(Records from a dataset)
════════════════
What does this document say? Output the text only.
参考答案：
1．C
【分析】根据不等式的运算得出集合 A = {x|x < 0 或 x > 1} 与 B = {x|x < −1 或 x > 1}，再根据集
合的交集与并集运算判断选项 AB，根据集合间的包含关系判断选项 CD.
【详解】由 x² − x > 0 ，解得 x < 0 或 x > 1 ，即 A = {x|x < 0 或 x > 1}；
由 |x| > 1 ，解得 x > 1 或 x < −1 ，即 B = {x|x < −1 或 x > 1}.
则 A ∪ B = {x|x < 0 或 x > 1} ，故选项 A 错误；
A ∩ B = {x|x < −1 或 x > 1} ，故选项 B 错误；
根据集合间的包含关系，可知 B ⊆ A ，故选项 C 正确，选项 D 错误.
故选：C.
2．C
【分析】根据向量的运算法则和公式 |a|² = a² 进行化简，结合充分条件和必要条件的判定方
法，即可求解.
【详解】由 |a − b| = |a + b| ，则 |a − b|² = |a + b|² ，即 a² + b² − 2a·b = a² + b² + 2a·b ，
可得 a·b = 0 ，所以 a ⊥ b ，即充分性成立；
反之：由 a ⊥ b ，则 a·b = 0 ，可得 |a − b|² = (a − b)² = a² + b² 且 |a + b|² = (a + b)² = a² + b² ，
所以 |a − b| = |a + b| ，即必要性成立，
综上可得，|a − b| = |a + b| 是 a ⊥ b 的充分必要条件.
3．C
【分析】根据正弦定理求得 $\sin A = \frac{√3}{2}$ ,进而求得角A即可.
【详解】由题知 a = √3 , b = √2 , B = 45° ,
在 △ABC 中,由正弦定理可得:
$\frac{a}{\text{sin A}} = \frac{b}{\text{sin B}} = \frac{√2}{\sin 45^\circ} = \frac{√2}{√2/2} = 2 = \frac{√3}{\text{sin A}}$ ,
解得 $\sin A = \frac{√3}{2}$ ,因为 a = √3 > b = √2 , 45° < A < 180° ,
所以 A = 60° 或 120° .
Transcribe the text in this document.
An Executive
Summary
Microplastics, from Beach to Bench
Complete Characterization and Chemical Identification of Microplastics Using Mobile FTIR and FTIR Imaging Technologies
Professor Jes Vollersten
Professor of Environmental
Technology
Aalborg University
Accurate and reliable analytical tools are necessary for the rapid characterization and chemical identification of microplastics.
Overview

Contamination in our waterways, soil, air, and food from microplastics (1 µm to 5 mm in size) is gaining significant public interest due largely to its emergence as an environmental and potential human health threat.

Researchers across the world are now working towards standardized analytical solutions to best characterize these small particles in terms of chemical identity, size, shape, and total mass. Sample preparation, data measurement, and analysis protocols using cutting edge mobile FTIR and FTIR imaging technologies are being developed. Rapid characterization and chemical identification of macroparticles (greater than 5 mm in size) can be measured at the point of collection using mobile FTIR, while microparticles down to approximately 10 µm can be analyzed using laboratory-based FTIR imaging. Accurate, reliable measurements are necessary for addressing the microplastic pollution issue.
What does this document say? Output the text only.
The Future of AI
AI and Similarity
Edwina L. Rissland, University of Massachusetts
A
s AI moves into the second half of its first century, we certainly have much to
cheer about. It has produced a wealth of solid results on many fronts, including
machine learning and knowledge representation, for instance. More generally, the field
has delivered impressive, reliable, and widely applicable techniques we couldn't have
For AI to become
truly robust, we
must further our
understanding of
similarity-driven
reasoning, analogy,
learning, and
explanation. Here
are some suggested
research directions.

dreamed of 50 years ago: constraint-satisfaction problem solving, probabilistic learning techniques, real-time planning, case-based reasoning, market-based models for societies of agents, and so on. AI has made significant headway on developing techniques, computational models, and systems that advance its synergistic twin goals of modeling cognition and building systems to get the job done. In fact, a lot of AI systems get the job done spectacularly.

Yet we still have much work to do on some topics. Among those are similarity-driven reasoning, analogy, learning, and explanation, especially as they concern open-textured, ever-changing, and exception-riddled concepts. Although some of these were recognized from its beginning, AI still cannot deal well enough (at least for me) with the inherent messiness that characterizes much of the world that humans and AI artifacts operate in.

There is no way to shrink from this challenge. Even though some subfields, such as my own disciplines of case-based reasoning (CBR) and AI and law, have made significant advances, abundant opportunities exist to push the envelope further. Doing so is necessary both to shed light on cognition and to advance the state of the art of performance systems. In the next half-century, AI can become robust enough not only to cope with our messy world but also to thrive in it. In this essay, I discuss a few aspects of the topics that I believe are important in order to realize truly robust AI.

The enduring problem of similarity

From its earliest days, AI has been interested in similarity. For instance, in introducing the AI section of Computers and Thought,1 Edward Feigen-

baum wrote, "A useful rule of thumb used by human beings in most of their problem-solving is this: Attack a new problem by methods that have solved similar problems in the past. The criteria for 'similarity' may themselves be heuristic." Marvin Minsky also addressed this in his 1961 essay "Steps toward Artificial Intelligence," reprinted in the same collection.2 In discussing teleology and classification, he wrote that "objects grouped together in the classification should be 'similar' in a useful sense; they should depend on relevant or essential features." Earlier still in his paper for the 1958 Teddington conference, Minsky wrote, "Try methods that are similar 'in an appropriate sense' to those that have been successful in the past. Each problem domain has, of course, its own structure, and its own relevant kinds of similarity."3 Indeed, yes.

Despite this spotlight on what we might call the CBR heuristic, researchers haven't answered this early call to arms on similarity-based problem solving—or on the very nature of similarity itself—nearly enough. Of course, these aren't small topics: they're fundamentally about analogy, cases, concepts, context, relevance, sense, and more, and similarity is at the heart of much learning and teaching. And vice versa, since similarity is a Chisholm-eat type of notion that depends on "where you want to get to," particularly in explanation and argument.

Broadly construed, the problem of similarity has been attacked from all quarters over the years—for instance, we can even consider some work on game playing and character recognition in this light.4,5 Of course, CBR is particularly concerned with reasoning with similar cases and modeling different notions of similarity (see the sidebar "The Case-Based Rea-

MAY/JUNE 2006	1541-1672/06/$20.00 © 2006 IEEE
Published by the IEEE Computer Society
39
════════════════
■ What the exercise asks ■
Take the entries and copy them out exactly.

■ Reply ■
What does this document say? Output the text only.
参考答案：
1．C
【分析】根据不等式的运算得出集合 A = {x|x < 0 或 x > 1} 与 B = {x|x < −1 或 x > 1}，再根据集
合的交集与并集运算判断选项 AB，根据集合间的包含关系判断选项 CD.
【详解】由 x² − x > 0 ，解得 x < 0 或 x > 1 ，即 A = {x|x < 0 或 x > 1}；
由 |x| > 1 ，解得 x > 1 或 x < −1 ，即 B = {x|x < −1 或 x > 1}.
则 A ∪ B = {x|x < 0 或 x > 1} ，故选项 A 错误；
A ∩ B = {x|x < −1 或 x > 1} ，故选项 B 错误；
根据集合间的包含关系，可知 B ⊆ A ，故选项 C 正确，选项 D 错误.
故选：C.
2．C
【分析】根据向量的运算法则和公式 |a|² = a² 进行化简，结合充分条件和必要条件的判定方
法，即可求解.
【详解】由 |a − b| = |a + b| ，则 |a − b|² = |a + b|² ，即 a² + b² − 2a·b = a² + b² + 2a·b ，
可得 a·b = 0 ，所以 a ⊥ b ，即充分性成立；
反之：由 a ⊥ b ，则 a·b = 0 ，可得 |a − b|² = (a − b)² = a² + b² 且 |a + b|² = (a + b)² = a² + b² ，
所以 |a − b| = |a + b| ，即必要性成立，
综上可得，|a − b| = |a + b| 是 a ⊥ b 的充分必要条件.
3．C
【分析】根据正弦定理求得 $\sin A = \frac{√3}{2}$ ,进而求得角A即可.
【详解】由题知 a = √3 , b = √2 , B = 45° ,
在 △ABC 中,由正弦定理可得:
$\frac{a}{\text{sin A}} = \frac{b}{\text{sin B}} = \frac{√2}{\sin 45^\circ} = \frac{√2}{√2/2} = 2 = \frac{√3}{\text{sin A}}$ ,
解得 $\sin A = \frac{√3}{2}$ ,因为 a = √3 > b = √2 , 45° < A < 180° ,
所以 A = 60° 或 120° .
Transcribe the text in this document.
An Executive
Summary
Microplastics, from Beach to Bench
Complete Characterization and Chemical Identification of Microplastics Using Mobile FTIR and FTIR Imaging Technologies
Professor Jes Vollersten
Professor of Environmental
Technology
Aalborg University
Accurate and reliable analytical tools are necessary for the rapid characterization and chemical identification of microplastics.
Overview

Contamination in our waterways, soil, air, and food from microplastics (1 µm to 5 mm in size) is gaining significant public interest due largely to its emergence as an environmental and potential human health threat.

Researchers across the world are now working towards standardized analytical solutions to best characterize these small particles in terms of chemical identity, size, shape, and total mass. Sample preparation, data measurement, and analysis protocols using cutting edge mobile FTIR and FTIR imaging technologies are being developed. Rapid characterization and chemical identification of macroparticles (greater than 5 mm in size) can be measured at the point of collection using mobile FTIR, while microparticles down to approximately 10 µm can be analyzed using laboratory-based FTIR imaging. Accurate, reliable measurements are necessary for addressing the microplastic pollution issue.
What does this document say? Output the text only.
The Future of AI
AI and Similarity
Edwina L. Rissland, University of Massachusetts
A
s AI moves into the second half of its first century, we certainly have much to
cheer about. It has produced a wealth of solid results on many fronts, including
machine learning and knowledge representation, for instance. More generally, the field
has delivered impressive, reliable, and widely applicable techniques we couldn't have
For AI to become
truly robust, we
must further our
understanding of
similarity-driven
reasoning, analogy,
learning, and
explanation. Here
are some suggested
research directions.

dreamed of 50 years ago: constraint-satisfaction problem solving, probabilistic learning techniques, real-time planning, case-based reasoning, market-based models for societies of agents, and so on. AI has made significant headway on developing techniques, computational models, and systems that advance its synergistic twin goals of modeling cognition and building systems to get the job done. In fact, a lot of AI systems get the job done spectacularly.

Yet we still have much work to do on some topics. Among those are similarity-driven reasoning, analogy, learning, and explanation, especially as they concern open-textured, ever-changing, and exception-riddled concepts. Although some of these were recognized from its beginning, AI still cannot deal well enough (at least for me) with the inherent messiness that characterizes much of the world that humans and AI artifacts operate in.

There is no way to shrink from this challenge. Even though some subfields, such as my own disciplines of case-based reasoning (CBR) and AI and law, have made significant advances, abundant opportunities exist to push the envelope further. Doing so is necessary both to shed light on cognition and to advance the state of the art of performance systems. In the next half-century, AI can become robust enough not only to cope with our messy world but also to thrive in it. In this essay, I discuss a few aspects of the topics that I believe are important in order to realize truly robust AI.

The enduring problem of similarity

From its earliest days, AI has been interested in similarity. For instance, in introducing the AI section of Computers and Thought,1 Edward Feigen-

baum wrote, "A useful rule of thumb used by human beings in most of their problem-solving is this: Attack a new problem by methods that have solved similar problems in the past. The criteria for 'similarity' may themselves be heuristic." Marvin Minsky also addressed this in his 1961 essay "Steps toward Artificial Intelligence," reprinted in the same collection.2 In discussing teleology and classification, he wrote that "objects grouped together in the classification should be 'similar' in a useful sense; they should depend on relevant or essential features." Earlier still in his paper for the 1958 Teddington conference, Minsky wrote, "Try methods that are similar 'in an appropriate sense' to those that have been successful in the past. Each problem domain has, of course, its own structure, and its own relevant kinds of similarity."3 Indeed, yes.

Despite this spotlight on what we might call the CBR heuristic, researchers haven't answered this early call to arms on similarity-based problem solving—or on the very nature of similarity itself—nearly enough. Of course, these aren't small topics: they're fundamentally about analogy, cases, concepts, context, relevance, sense, and more, and similarity is at the heart of much learning and teaching. And vice versa, since similarity is a Chisholm-eat type of notion that depends on "where you want to get to," particularly in explanation and argument.

Broadly construed, the problem of similarity has been attacked from all quarters over the years—for instance, we can even consider some work on game playing and character recognition in this light.4,5 Of course, CBR is particularly concerned with reasoning with similar cases and modeling different notions of similarity (see the sidebar "The Case-Based Rea-

MAY/JUNE 2006	1541-1672/06/$20.00 © 2006 IEEE
Published by the IEEE Computer Society
39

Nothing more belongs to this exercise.